OBJECTIVES:
[1] Count the lines of the records that contain the string "axis", treating uppercase and lowercase as different, and reply with the number alone.
[2] Continue the blog post about a late-night visit to a Jewish bookstore in Jerusalem, starting right after its final sentence.

DOCUMENT EXTRACT:
-- -- --
The Person Behind The Posts

Monday, March 30, 2015

We Don't Have Any Idea What Jerusalem Really Is

When my nephew, who is now in his early 30s, attended  Reform Hebrew school, he learned the story of Purim. He told me his teacher informed the class that if Mordechai was too hard for them to pronounce, they could just refer to him as Uncle Mordy.

I've often considered that story emblematic of what's so sad about certain forms of American Judaism. It's so watered down as to be tasteless pabulum, completely lacking the ability to engage the soul. Most Jews, I venture, have no clue about the depth, richness and vibrancy of authentic Judaism.

The other evening, after working at home for too many days in a row, I needed to air myself out. My husband and I went out to dinner. The meal over, I wasn't ready to return home, so we drove into Jerusalem to see if a certain Jewish bookstore was still open. It was after 10 PM when we arrived. Happily, the lights were on, the doors were open, the shelves were fully stocked and the cash register was humming.

Since we've made aliyah, I like to joke about the old days, referring to them as "back when we had money". Back when we had money, we would go into New York for a few days in June and go on a Jewish book buying spree. It's been years since I went into a Jewish bookstore with nothing specific in mind, just to see what's new that might catch my attention. My favorite thing to do in a bookstore is to scan the shelves and wait to see which books sing to me.

So we're in this Jewish book warehouse store in Jerusalem and everything I see is in Hebrew. Surely they must have some English books somewhere. I ask in Hebrew ?איפה הספרים באנגלית - where are the books in English? The clerk grunts, points and says something basically unintelligible to my ear. But he pointed, so I have a clue in which direction I ought to move.
-- -- --
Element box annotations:
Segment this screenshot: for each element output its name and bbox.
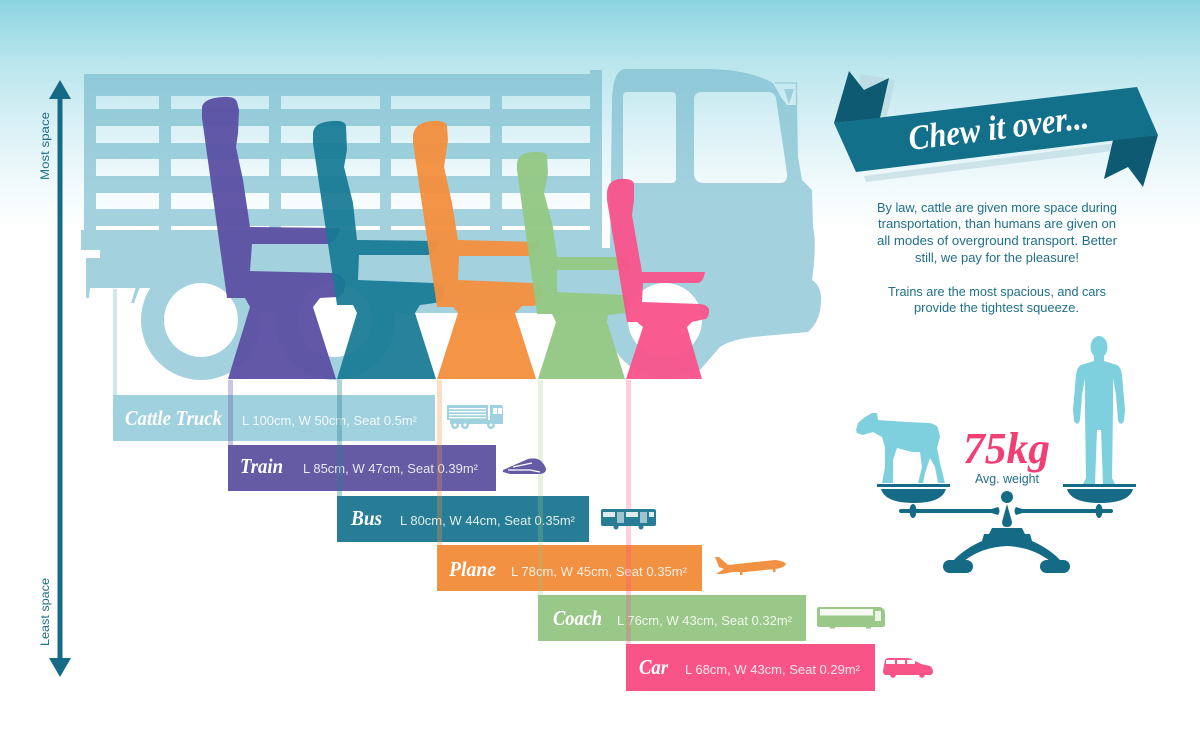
- icon: truck: [447, 405, 503, 429]
- bar: bus: [337, 496, 589, 542]
- icon: car: [883, 658, 933, 678]
- icon: plane: [715, 557, 786, 575]
- balance scale: [877, 484, 1136, 573]
- seat: bus: [313, 121, 444, 379]
- bar: train: [228, 445, 496, 491]
- bar: plane: [437, 545, 702, 591]
- bar: coach: L 76cm, W 43cm, Seat 0.32m²: [617, 614, 792, 628]
- banner: chew it over: Chew it over...: [906, 97, 1091, 158]
- bar: cattle truck: L 100cm, W 50cm, Seat 0.5m²: [242, 414, 417, 428]
- bar: train: Train: [240, 454, 283, 478]
- text block: explanation: provide the tightest squeeze.: [914, 300, 1079, 315]
- text block: explanation: Trains are the most spacious, and cars: [888, 284, 1106, 299]
- cattle truck silhouette: [81, 69, 821, 380]
- seat: train: [202, 97, 345, 379]
- weight label: Avg. weight: [975, 471, 1039, 486]
- text block: explanation: transportation, than humans are given on: [878, 216, 1116, 231]
- bar: coach: [538, 595, 806, 641]
- bar: car: Car: [639, 655, 669, 679]
- bar: bus: L 80cm, W 44cm, Seat 0.35m²: [400, 514, 575, 528]
- seat: plane: [413, 121, 543, 379]
- bar: cattle truck: Cattle Truck: [125, 406, 222, 430]
- icon: calf: [856, 413, 945, 483]
- bar: car: L 68cm, W 43cm, Seat 0.29m²: [685, 663, 860, 677]
- seat: car: [607, 179, 709, 379]
- bar: plane: Plane: [448, 557, 496, 581]
- bar: cattle truck: [113, 395, 435, 441]
- banner: chew it over: [834, 71, 1158, 187]
- bar: plane: L 78cm, W 45cm, Seat 0.35m²: [511, 565, 687, 579]
- text block: explanation: all modes of overground transport. Better: [877, 233, 1118, 248]
- weight label: 75kg: [963, 424, 1050, 473]
- bar: train: L 85cm, W 47cm, Seat 0.39m²: [303, 462, 478, 476]
- axis label: most space: Most space: [38, 112, 52, 180]
- icon: coach: [817, 607, 885, 628]
- icon: human figure: [1073, 336, 1125, 484]
- seat: coach: [517, 152, 630, 379]
- axis arrow: most to least space: [49, 80, 71, 677]
- text block: explanation: still, we pay for the pleasure!: [915, 250, 1079, 265]
- text block: explanation: By law, cattle are given more space during: [877, 200, 1117, 215]
- bar: bus: Bus: [350, 506, 382, 530]
- bar: car: [626, 644, 875, 691]
- bar: coach: Coach: [553, 606, 602, 630]
- axis label: least space: Least space: [38, 578, 52, 646]
- text block: explanation: [877, 200, 1118, 315]
- icon: train: [503, 458, 546, 474]
- icon: bus: [601, 509, 656, 530]
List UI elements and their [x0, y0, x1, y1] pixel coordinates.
-- -- --
EXPECTED OUTPUTS:
[1] 3

[2]
Behold, there's a gorgeous wall full of Jewish books in English. Because I'm such a book fiend, many of the titles are familiar to me, but there are a few gems I long to own. A book titled The Soul of Jerusalem calls my name. It's the teachings of Rabbi Shlomo Carlebach on Jerusalem, complied by Rabbi Shlomo Katz.

I'll be honest. I don't usually understand Shlomo Carlebach. His words sound magical and his distinctive phrasing - "Open your heart to the deepest of the deep, my sweet friends, my holy brothers and sisters" - are poetic and engaging, but I never feel like I've grasped the essence of anything he said. That fact notwithstanding, Jerusalem has its own magic.

I bought the book.

And it drew me in almost immediately. Late Friday night, I was reading and enjoying, if not the specific learning, the feeling, the spirit of the book.

Then, a passage stopped me in my tracks.
Sometimes, you take a Yiddele and you tell him, "You have to keep Shabbos, put on tefillin, do a few tricks here and a few tricks there and that's all there is to it. That is all there is to Yiddishkeit." - p. 65
And with this brief passage, it hit me. We have no idea. We don't know. We have been living without the Beit HaMikdash, without the Holy Temple, for 2,000 years. At best, we have a diluted practice of Judaism. We're in the same boat as my nephew's Hebrew school classmates. Even those of us who live religious lives. Even those of us who live religious lives in Israel, we only have an inkling. We don't know the true power of living in the Presence of the Divine. We don't know what it's like to live with the Beit HaMikdash at the center of Jerusalem and at the center of our Jewish lives.

We have stumbled along for 2,000 years, doing our best to preserve what we can preserve. We have bent to the will of our host countries. We have clung to what we can. But we've lost the heart of our heritage. We've lost the supremacy of being able to visit God in His palace. We don't have any idea what Jerusalem really is, what Judaism really is.

My soul bleeds over the distortions that people call Judaism today. I'm especially sensitive to the "hadrat nashim" indignities that are increasingly foisted upon women in the name of the Torah. In my weaker moments, they enrage me. But ultimately, they are lint on a satin dress. They are meaningless perversions. They are gnats, easily flicked away. They are not the ikkar, the essence, of Jewish life.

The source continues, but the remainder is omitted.